» Brief:
Every record below should be transcribed exactly. Omit the images.

» Records that describe figures:
=======
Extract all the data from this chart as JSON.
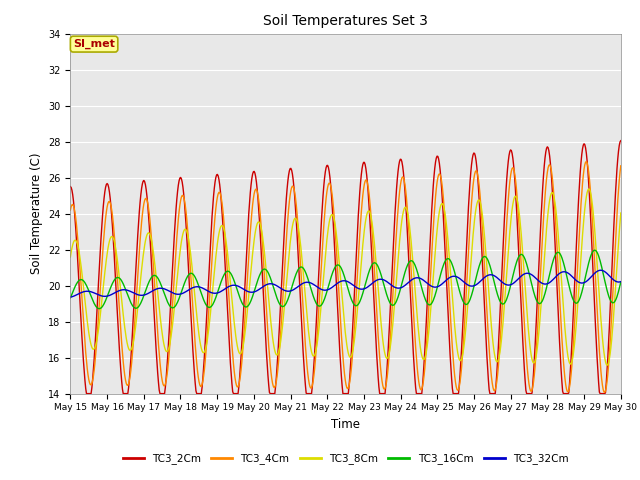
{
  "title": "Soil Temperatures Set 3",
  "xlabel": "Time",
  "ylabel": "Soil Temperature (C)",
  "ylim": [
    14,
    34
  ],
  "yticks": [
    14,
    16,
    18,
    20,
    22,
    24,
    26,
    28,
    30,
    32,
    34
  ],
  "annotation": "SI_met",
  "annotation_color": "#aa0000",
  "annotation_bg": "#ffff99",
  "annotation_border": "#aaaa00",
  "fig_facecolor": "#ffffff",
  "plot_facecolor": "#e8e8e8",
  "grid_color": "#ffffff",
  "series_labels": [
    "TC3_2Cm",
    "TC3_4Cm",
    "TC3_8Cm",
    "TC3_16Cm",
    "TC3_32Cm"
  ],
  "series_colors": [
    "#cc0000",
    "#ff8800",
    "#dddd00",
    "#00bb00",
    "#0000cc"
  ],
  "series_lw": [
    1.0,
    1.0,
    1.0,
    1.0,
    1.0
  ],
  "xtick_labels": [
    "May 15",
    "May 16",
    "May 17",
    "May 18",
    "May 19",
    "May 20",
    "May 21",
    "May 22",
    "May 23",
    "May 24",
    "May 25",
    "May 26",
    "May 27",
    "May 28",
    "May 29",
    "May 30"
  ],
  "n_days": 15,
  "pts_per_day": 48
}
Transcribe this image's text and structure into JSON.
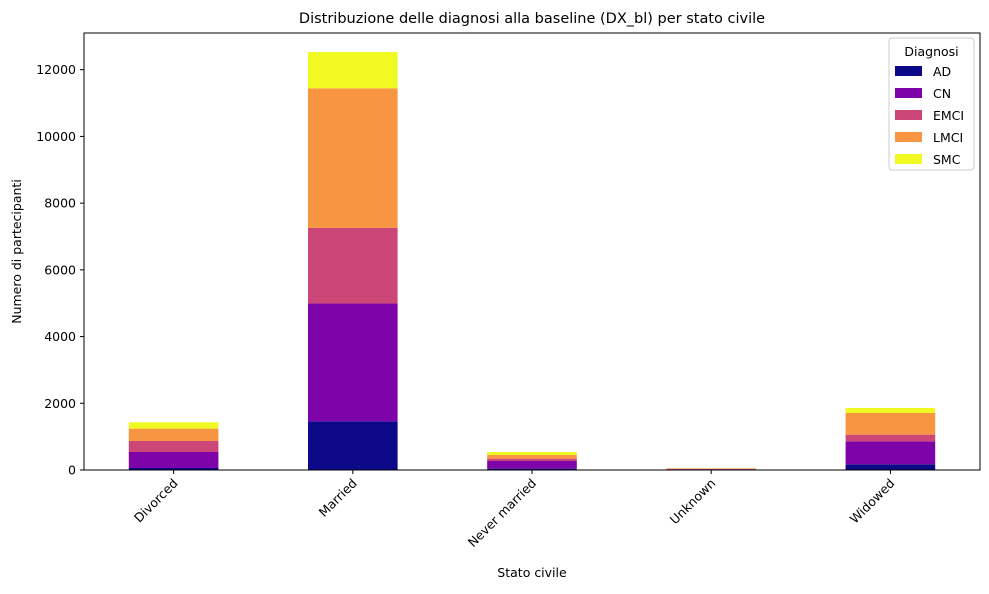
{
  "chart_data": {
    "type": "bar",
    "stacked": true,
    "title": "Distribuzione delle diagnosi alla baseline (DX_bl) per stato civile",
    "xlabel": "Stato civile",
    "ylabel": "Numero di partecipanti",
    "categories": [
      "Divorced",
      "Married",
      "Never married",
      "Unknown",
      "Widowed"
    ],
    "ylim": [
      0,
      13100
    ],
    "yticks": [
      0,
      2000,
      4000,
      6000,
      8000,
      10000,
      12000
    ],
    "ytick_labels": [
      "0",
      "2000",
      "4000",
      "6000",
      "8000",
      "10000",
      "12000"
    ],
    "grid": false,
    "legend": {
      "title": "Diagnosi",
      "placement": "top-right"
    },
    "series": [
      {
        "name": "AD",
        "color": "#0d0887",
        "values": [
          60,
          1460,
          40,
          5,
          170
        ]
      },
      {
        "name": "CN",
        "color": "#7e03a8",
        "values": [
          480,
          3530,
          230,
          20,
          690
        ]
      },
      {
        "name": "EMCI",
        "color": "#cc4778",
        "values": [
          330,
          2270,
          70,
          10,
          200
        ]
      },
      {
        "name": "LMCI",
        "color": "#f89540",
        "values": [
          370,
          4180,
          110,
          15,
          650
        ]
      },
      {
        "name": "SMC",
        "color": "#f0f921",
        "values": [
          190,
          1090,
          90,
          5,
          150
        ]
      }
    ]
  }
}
=======
» Full answer:
Extract all the data from this chart as JSON.
{
  "title": "Soil Temperatures Set 3",
  "xlabel": "Time",
  "ylabel": "Soil Temperature (C)",
  "ylim": [
    14,
    34
  ],
  "yticks": [
    14,
    16,
    18,
    20,
    22,
    24,
    26,
    28,
    30,
    32,
    34
  ],
  "annotation": "SI_met",
  "annotation_color": "#aa0000",
  "annotation_bg": "#ffff99",
  "annotation_border": "#aaaa00",
  "fig_facecolor": "#ffffff",
  "plot_facecolor": "#e8e8e8",
  "grid_color": "#ffffff",
  "series_labels": [
    "TC3_2Cm",
    "TC3_4Cm",
    "TC3_8Cm",
    "TC3_16Cm",
    "TC3_32Cm"
  ],
  "series_colors": [
    "#cc0000",
    "#ff8800",
    "#dddd00",
    "#00bb00",
    "#0000cc"
  ],
  "series_lw": [
    1.0,
    1.0,
    1.0,
    1.0,
    1.0
  ],
  "xtick_labels": [
    "May 15",
    "May 16",
    "May 17",
    "May 18",
    "May 19",
    "May 20",
    "May 21",
    "May 22",
    "May 23",
    "May 24",
    "May 25",
    "May 26",
    "May 27",
    "May 28",
    "May 29",
    "May 30"
  ],
  "n_days": 15,
  "pts_per_day": 48
}
Transcribe this image's text and structure into JSON.
{
  "chart_data": {
    "type": "bar",
    "stacked": true,
    "title": "Distribuzione delle diagnosi alla baseline (DX_bl) per stato civile",
    "xlabel": "Stato civile",
    "ylabel": "Numero di partecipanti",
    "categories": [
      "Divorced",
      "Married",
      "Never married",
      "Unknown",
      "Widowed"
    ],
    "ylim": [
      0,
      13100
    ],
    "yticks": [
      0,
      2000,
      4000,
      6000,
      8000,
      10000,
      12000
    ],
    "ytick_labels": [
      "0",
      "2000",
      "4000",
      "6000",
      "8000",
      "10000",
      "12000"
    ],
    "grid": false,
    "legend": {
      "title": "Diagnosi",
      "placement": "top-right"
    },
    "series": [
      {
        "name": "AD",
        "color": "#0d0887",
        "values": [
          60,
          1460,
          40,
          5,
          170
        ]
      },
      {
        "name": "CN",
        "color": "#7e03a8",
        "values": [
          480,
          3530,
          230,
          20,
          690
        ]
      },
      {
        "name": "EMCI",
        "color": "#cc4778",
        "values": [
          330,
          2270,
          70,
          10,
          200
        ]
      },
      {
        "name": "LMCI",
        "color": "#f89540",
        "values": [
          370,
          4180,
          110,
          15,
          650
        ]
      },
      {
        "name": "SMC",
        "color": "#f0f921",
        "values": [
          190,
          1090,
          90,
          5,
          150
        ]
      }
    ]
  }
}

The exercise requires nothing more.